Reproduce the listing exactly, with no pictures in your copy.

DATASET ENTRIES:
◇ ◇ ◇

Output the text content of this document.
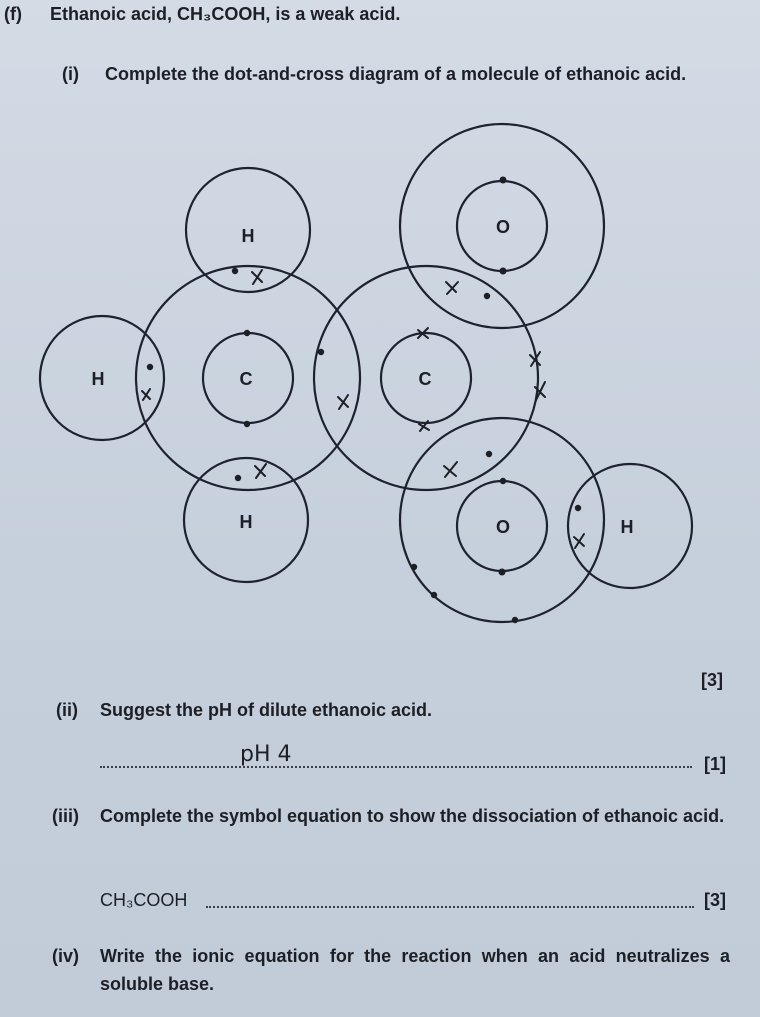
(f) Ethanoic acid, CH₃COOH, is a weak acid.
(i) Complete the dot-and-cross diagram of a molecule of ethanoic acid.
H
H
H
C	C
O
O	H
[3]
(ii) Suggest the pH of dilute ethanoic acid.
pH 4	[1]
(iii) Complete the symbol equation to show the dissociation of ethanoic acid.
CH₃COOH	[3]
(iv) Write the ionic equation for the reaction when an acid neutralizes a soluble base.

◇ ◇ ◇

OUTPUT OF THE TASK:
Output the text content of this document.
(f) Ethanoic acid, CH₃COOH, is a weak acid.
(i) Complete the dot-and-cross diagram of a molecule of ethanoic acid.
H
H
H
C	C
O
O	H
[3]
(ii) Suggest the pH of dilute ethanoic acid.
pH 4	[1]
(iii) Complete the symbol equation to show the dissociation of ethanoic acid.
CH₃COOH	[3]
(iv) Write the ionic equation for the reaction when an acid neutralizes a soluble base.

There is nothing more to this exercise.